───── Stored data

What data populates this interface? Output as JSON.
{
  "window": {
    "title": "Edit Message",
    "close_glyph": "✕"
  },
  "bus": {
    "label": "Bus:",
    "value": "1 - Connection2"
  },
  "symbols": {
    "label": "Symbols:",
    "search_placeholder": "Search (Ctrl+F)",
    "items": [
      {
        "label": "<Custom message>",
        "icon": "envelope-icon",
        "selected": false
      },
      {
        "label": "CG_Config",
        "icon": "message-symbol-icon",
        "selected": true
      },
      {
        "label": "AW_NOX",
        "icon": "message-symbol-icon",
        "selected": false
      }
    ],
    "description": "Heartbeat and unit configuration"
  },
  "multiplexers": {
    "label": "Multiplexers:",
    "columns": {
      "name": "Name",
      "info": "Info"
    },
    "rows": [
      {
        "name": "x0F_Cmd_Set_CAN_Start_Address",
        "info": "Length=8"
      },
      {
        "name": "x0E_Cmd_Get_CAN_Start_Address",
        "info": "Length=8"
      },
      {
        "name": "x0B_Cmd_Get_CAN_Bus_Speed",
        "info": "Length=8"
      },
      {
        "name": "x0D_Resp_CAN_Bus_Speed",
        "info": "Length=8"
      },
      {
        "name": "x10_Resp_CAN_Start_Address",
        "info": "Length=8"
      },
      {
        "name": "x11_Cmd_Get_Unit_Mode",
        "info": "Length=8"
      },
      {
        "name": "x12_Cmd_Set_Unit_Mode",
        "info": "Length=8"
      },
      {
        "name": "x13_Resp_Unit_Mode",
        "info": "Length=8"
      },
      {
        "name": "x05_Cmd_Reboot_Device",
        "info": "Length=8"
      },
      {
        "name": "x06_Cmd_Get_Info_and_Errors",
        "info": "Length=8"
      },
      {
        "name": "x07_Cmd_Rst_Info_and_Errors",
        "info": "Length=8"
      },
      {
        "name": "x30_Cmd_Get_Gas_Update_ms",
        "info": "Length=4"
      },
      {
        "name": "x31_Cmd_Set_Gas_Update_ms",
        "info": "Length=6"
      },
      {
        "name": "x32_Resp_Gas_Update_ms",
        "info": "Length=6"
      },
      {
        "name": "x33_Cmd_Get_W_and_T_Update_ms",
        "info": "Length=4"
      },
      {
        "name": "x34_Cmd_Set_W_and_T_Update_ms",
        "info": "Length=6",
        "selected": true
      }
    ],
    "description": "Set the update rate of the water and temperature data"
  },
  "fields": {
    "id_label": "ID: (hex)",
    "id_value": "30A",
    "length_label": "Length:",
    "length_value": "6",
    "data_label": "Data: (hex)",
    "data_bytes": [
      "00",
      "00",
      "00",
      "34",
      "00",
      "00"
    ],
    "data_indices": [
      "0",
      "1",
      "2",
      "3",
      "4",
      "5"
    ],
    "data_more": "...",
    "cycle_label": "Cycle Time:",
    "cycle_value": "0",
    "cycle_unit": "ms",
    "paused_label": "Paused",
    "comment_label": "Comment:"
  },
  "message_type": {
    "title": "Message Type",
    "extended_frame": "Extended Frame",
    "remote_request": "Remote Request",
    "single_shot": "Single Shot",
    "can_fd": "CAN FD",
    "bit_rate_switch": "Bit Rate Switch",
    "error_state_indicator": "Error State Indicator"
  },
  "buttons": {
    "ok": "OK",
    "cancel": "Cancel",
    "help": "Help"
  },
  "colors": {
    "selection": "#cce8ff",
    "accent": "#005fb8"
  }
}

──────────

State, as a number only, how many lines in the entries include "description".

Completed task
2